WHAT TO PRODUCE
In the records below, find the line with "Transcribe the text in this document." and repeat it and every line after it, exactly, without any pictures.

DATA TO USE

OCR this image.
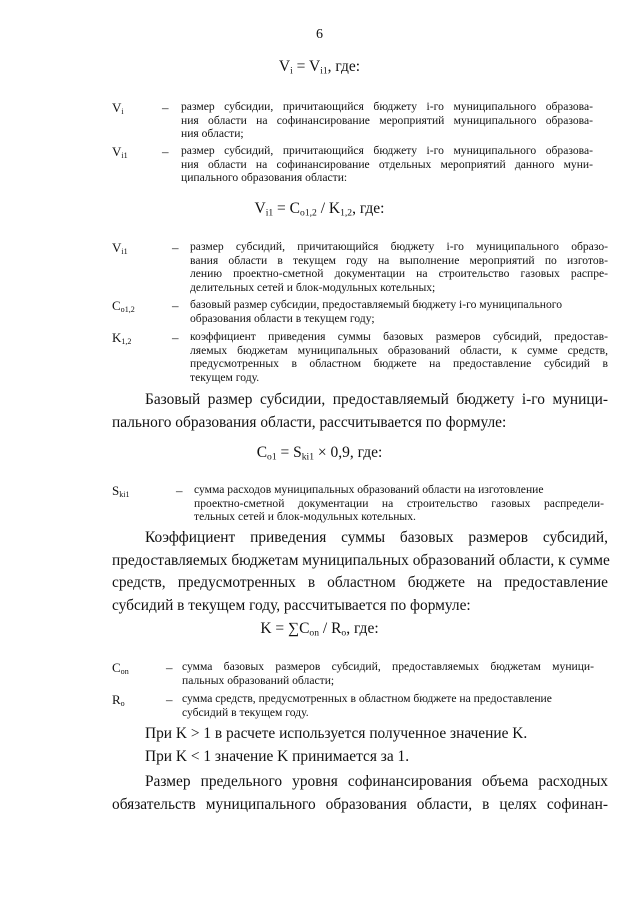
6
$V_i = V_{i1}$, где:
$V_i$	– размер субсидии, причитающийся бюджету i-го муниципального образова-
ния области на софинансирование мероприятий муниципального образова-
ния области;
$V_{i1}$	– размер субсидий, причитающийся бюджету i-го муниципального образова-
ния области на софинансирование отдельных мероприятий данного муни-
ципального образования области:
$V_{i1} = C_{o1,2} / K_{1,2}$, где:
$V_{i1}$	– размер субсидий, причитающийся бюджету i-го муниципального образо-
вания области в текущем году на выполнение мероприятий по изготов-
лению проектно-сметной документации на строительство газовых распре-
делительных сетей и блок-модульных котельных;
$C_{o1,2}$	– базовый размер субсидии, предоставляемый бюджету i-го муниципального
образования области в текущем году;
$K_{1,2}$	– коэффициент приведения суммы базовых размеров субсидий, предостав-
ляемых бюджетам муниципальных образований области, к сумме средств,
предусмотренных в областном бюджете на предоставление субсидий в
текущем году.
Базовый размер субсидии, предоставляемый бюджету i-го муници-
пального образования области, рассчитывается по формуле:
$C_{o1} = S_{ki1} \times 0,9$, где:
$S_{ki1}$	– сумма расходов муниципальных образований области на изготовление
проектно-сметной документации на строительство газовых распредели-
тельных сетей и блок-модульных котельных.
Коэффициент приведения суммы базовых размеров субсидий,
предоставляемых бюджетам муниципальных образований области, к сумме
средств, предусмотренных в областном бюджете на предоставление
субсидий в текущем году, рассчитывается по формуле:
$K = \sum C_{on} / R_o$, где:
$C_{on}$	– сумма базовых размеров субсидий, предоставляемых бюджетам муници-
пальных образований области;
$R_o$	– сумма средств, предусмотренных в областном бюджете на предоставление
субсидий в текущем году.
При K > 1 в расчете используется полученное значение K.
При K < 1 значение K принимается за 1.
Размер предельного уровня софинансирования объема расходных
обязательств муниципального образования области, в целях софинан-
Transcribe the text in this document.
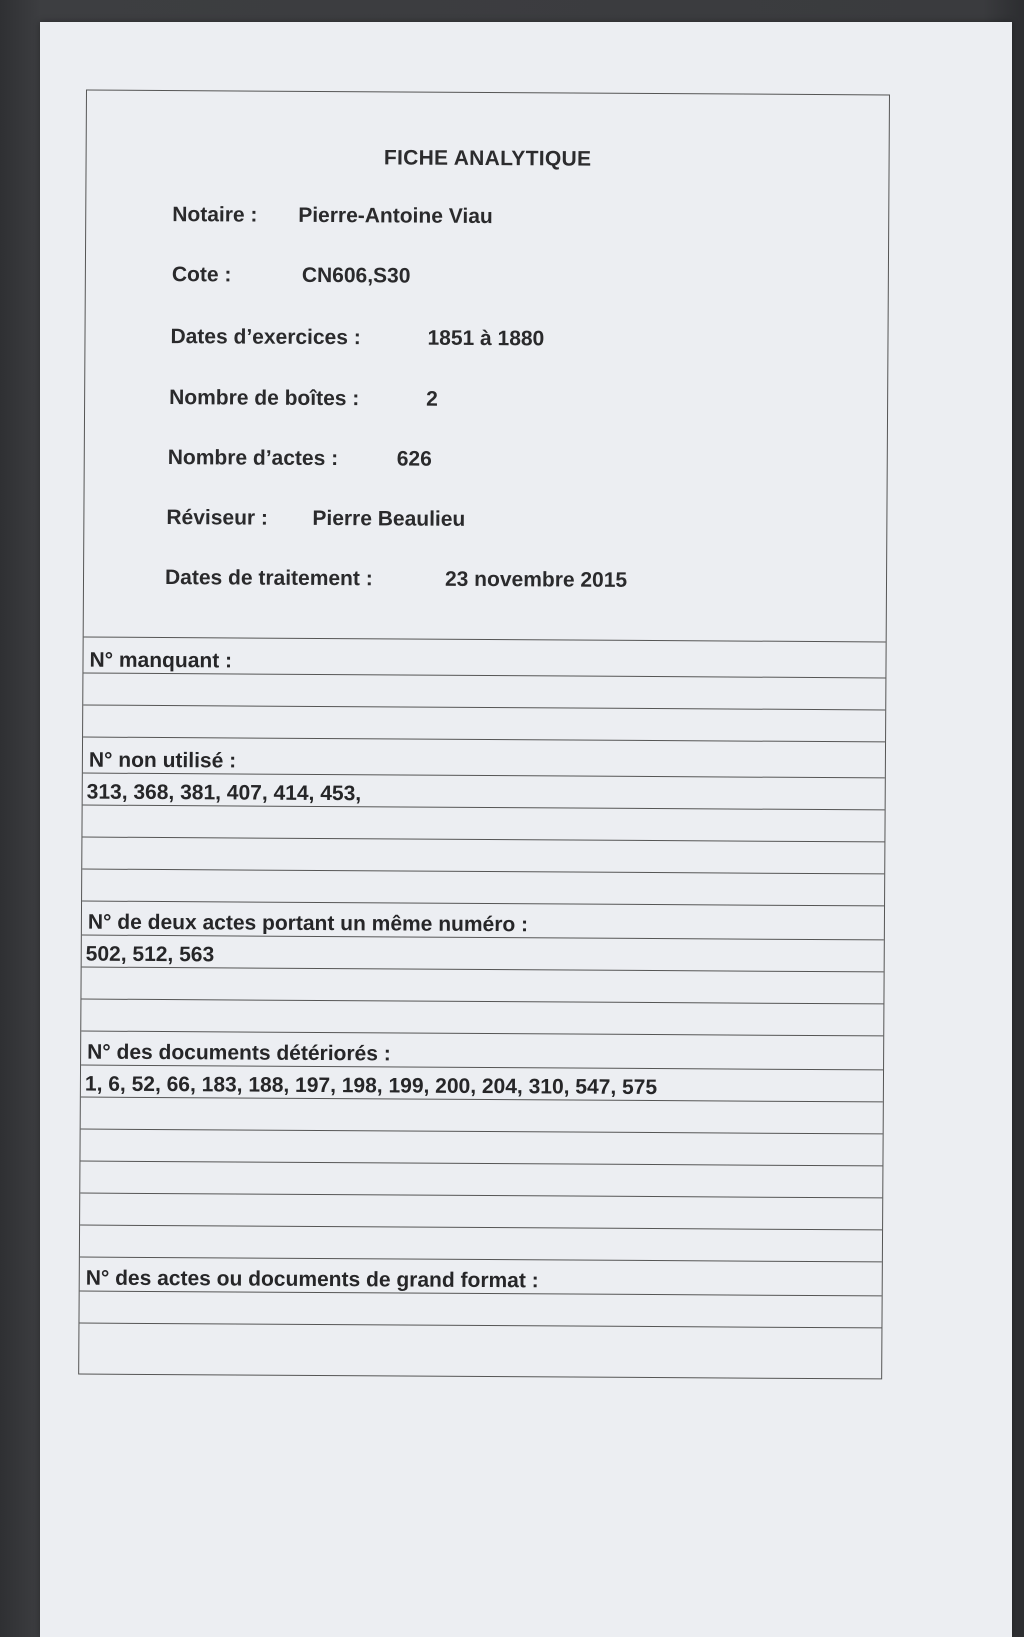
FICHE ANALYTIQUE
Notaire : Pierre-Antoine Viau
Cote :	CN606,S30
Dates d’exercices :	1851 à 1880
Nombre de boîtes :	2
Nombre d’actes :	626
Réviseur : Pierre Beaulieu
Dates de traitement :	23 novembre 2015
N° manquant :
N° non utilisé :
313, 368, 381, 407, 414, 453,
N° de deux actes portant un même numéro :
502, 512, 563
N° des documents détériorés :
1, 6, 52, 66, 183, 188, 197, 198, 199, 200, 204, 310, 547, 575
N° des actes ou documents de grand format :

SOLUTION TO THE PROBLEM
Transcribe the text in this document.
FICHE ANALYTIQUE
Notaire : Pierre-Antoine Viau
Cote :	CN606,S30
Dates d’exercices :	1851 à 1880
Nombre de boîtes :	2
Nombre d’actes :	626
Réviseur : Pierre Beaulieu
Dates de traitement :	23 novembre 2015
N° manquant :
N° non utilisé :
313, 368, 381, 407, 414, 453,
N° de deux actes portant un même numéro :
502, 512, 563
N° des documents détériorés :
1, 6, 52, 66, 183, 188, 197, 198, 199, 200, 204, 310, 547, 575
N° des actes ou documents de grand format :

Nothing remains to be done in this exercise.